▶ What you have to do
Select all lines in the records that include "insist".

▶ Listed records

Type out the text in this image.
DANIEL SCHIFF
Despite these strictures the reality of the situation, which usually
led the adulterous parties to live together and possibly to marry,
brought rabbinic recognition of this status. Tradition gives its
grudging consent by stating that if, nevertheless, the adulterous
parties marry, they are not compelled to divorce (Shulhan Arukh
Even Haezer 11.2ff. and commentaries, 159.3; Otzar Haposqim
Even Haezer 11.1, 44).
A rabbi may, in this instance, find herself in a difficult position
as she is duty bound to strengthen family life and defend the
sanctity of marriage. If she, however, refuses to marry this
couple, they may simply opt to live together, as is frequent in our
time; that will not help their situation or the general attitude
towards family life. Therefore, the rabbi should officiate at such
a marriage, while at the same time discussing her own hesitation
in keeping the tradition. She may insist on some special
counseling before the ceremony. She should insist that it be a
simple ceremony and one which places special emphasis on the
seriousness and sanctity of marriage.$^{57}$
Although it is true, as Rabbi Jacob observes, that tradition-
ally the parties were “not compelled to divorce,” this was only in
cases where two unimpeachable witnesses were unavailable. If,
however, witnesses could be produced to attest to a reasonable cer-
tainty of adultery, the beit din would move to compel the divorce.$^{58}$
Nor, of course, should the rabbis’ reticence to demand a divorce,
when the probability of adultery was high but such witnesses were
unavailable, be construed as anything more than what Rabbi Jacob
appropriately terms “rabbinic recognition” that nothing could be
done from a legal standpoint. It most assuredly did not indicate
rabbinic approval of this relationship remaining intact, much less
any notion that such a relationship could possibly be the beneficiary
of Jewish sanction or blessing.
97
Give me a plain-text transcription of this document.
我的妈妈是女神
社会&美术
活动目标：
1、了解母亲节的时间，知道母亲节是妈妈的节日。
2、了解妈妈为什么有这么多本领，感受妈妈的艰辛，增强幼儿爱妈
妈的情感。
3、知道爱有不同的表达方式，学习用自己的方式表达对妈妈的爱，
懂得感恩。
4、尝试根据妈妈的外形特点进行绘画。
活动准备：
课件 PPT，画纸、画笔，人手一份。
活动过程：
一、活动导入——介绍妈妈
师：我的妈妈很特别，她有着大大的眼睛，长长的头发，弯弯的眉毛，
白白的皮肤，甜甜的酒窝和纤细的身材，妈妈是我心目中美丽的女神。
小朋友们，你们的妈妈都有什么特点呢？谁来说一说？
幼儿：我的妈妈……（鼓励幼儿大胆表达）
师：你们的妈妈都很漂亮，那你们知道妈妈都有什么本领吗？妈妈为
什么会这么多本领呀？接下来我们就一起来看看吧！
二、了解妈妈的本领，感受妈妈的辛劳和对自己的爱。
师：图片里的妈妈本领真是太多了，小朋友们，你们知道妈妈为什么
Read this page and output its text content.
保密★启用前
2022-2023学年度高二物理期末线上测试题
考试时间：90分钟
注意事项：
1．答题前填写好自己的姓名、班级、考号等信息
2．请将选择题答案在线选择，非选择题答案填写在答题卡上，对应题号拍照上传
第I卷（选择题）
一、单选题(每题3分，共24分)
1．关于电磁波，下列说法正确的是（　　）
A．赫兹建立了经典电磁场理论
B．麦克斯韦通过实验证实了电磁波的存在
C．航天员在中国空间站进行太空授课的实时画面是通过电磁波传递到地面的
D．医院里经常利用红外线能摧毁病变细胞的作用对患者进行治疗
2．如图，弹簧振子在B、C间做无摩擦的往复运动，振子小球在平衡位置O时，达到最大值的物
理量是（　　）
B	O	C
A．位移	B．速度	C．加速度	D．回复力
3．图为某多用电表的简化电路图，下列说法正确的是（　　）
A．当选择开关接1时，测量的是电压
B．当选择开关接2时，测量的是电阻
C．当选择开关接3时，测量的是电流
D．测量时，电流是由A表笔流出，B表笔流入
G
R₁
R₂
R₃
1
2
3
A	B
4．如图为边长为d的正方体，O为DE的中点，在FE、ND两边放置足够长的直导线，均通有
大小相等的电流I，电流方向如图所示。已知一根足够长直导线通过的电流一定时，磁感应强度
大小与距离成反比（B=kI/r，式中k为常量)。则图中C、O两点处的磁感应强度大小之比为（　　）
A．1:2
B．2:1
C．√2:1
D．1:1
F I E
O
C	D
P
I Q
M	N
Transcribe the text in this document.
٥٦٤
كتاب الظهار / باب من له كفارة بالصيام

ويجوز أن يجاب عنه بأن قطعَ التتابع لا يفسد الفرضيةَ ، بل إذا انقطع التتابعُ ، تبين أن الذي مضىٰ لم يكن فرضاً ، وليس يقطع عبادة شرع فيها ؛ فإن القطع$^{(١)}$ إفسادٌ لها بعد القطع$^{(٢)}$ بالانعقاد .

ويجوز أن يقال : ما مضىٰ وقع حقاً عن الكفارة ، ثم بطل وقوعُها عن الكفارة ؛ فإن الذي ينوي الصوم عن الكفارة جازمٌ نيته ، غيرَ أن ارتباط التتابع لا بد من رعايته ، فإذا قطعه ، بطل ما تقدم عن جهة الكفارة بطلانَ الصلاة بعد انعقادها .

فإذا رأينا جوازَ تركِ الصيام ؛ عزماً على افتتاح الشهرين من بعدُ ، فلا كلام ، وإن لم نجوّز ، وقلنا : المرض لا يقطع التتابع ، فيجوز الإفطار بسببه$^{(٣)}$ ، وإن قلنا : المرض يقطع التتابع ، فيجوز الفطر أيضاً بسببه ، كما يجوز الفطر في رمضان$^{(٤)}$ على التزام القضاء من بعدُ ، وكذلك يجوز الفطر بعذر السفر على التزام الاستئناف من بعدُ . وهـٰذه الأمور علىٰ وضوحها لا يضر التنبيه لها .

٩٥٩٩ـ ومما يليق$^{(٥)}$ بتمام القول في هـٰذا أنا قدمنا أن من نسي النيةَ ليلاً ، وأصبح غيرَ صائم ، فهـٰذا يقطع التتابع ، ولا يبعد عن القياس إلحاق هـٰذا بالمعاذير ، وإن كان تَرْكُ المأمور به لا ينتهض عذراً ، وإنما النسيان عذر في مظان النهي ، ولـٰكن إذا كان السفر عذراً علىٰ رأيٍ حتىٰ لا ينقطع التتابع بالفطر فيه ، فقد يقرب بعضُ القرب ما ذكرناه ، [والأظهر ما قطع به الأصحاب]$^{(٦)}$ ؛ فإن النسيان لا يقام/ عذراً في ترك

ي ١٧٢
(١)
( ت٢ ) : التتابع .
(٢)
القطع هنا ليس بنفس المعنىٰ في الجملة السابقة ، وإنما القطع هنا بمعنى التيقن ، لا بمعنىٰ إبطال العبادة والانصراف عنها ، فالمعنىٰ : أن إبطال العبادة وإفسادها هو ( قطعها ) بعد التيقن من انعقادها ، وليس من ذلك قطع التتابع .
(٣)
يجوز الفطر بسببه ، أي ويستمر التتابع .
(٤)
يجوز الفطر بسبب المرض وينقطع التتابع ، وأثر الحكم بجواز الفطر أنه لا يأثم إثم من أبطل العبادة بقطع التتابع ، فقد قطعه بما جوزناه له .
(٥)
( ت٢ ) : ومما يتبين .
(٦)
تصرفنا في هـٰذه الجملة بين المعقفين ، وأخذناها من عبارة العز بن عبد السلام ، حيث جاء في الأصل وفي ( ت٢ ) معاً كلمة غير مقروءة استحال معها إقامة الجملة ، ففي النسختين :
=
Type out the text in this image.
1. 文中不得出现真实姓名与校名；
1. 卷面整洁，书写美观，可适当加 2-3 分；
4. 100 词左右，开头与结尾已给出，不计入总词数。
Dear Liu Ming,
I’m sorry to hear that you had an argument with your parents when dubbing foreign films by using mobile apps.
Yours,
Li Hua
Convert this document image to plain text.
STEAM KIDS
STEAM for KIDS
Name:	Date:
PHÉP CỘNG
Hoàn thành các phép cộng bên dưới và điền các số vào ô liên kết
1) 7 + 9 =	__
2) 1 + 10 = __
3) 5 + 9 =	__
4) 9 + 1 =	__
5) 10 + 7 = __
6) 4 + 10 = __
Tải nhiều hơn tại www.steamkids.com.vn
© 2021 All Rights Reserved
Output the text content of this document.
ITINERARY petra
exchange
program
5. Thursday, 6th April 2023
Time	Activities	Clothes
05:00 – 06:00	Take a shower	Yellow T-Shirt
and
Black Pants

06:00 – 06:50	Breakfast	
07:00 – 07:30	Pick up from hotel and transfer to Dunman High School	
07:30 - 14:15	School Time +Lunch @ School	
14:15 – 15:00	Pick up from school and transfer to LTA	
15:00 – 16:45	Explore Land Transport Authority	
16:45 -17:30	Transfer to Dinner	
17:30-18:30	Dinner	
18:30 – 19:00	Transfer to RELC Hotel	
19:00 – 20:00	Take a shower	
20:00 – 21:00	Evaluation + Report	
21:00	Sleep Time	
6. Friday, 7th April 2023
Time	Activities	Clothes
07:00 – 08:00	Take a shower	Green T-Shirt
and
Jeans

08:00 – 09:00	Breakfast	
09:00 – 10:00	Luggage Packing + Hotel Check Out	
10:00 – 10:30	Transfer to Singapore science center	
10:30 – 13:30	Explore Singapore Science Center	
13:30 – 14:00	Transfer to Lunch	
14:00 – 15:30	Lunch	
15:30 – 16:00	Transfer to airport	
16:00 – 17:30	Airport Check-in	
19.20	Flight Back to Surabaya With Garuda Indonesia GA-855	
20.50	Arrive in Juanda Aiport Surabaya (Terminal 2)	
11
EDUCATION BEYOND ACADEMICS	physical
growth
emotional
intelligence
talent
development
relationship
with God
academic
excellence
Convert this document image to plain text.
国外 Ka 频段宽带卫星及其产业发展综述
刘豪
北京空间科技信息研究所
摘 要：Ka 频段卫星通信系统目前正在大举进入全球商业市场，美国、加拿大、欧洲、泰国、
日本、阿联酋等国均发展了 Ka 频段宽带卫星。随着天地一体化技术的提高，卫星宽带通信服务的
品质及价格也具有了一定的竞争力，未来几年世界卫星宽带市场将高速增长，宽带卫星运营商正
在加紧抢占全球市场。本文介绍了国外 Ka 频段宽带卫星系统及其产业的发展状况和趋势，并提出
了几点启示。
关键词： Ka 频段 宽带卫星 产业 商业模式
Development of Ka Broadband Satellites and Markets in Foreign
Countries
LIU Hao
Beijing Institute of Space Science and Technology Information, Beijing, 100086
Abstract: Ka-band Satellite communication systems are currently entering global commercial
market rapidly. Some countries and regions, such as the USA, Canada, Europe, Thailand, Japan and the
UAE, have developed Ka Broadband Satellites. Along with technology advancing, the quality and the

▶ Answer for the task
in keeping the tradition. She may insist on some special
counseling before the ceremony. She should insist that it be a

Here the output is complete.